▸ **WHAT YOU NEED TO DO**
Track down the lines that contain "ZIBLL" and copy them.

▸ **SUPPLIED DATA**
________________________

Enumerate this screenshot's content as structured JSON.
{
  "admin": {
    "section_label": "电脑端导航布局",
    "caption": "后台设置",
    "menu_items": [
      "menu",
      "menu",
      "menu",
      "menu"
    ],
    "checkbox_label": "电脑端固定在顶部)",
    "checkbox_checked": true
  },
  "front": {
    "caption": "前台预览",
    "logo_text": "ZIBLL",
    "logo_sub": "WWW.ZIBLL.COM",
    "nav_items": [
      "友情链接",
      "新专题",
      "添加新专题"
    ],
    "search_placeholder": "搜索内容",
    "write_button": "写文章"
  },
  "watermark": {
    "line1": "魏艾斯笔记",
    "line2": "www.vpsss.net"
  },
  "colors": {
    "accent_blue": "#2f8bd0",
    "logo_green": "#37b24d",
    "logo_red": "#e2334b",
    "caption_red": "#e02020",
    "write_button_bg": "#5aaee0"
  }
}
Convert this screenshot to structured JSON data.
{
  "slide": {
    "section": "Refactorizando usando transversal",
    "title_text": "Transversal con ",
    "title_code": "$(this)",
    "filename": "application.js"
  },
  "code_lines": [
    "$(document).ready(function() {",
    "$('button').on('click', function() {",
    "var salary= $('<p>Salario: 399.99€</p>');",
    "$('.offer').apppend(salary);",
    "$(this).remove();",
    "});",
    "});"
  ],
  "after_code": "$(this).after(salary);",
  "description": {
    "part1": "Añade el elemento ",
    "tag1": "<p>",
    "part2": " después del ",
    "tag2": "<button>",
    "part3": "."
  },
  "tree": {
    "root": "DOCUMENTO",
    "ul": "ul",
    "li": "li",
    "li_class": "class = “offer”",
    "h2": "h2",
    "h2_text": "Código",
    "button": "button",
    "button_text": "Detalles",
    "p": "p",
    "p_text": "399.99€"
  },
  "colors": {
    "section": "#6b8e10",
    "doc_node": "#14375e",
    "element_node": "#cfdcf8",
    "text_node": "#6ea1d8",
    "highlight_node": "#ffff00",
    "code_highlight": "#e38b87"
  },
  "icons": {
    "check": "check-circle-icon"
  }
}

________________________

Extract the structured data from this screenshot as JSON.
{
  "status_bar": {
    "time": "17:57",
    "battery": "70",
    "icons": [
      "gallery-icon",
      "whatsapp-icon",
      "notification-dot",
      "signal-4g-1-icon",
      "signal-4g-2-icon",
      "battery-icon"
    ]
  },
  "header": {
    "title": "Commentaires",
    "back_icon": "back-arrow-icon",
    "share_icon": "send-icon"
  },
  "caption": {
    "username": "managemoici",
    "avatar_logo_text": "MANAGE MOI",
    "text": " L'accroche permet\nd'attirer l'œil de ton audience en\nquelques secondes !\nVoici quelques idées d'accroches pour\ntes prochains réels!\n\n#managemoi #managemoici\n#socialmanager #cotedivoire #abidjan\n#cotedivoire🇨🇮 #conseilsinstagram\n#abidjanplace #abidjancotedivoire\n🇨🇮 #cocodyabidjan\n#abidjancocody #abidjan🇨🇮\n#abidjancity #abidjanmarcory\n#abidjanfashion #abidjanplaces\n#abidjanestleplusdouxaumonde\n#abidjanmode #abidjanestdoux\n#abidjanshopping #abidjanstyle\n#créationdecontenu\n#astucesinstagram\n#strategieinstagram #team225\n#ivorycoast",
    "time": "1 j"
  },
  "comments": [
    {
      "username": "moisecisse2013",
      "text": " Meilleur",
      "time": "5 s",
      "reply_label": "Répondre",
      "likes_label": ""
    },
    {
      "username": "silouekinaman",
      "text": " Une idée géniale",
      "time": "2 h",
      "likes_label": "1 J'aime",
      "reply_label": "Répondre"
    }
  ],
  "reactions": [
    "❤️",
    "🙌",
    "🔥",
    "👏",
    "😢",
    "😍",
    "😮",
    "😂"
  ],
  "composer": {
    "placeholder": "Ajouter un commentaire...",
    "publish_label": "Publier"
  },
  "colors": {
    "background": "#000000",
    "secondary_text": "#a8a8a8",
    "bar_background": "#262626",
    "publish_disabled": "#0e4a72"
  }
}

________________________

▸ **ANSWER FOR THE TASK**
    "logo_text": "ZIBLL",
    "logo_sub": "WWW.ZIBLL.COM",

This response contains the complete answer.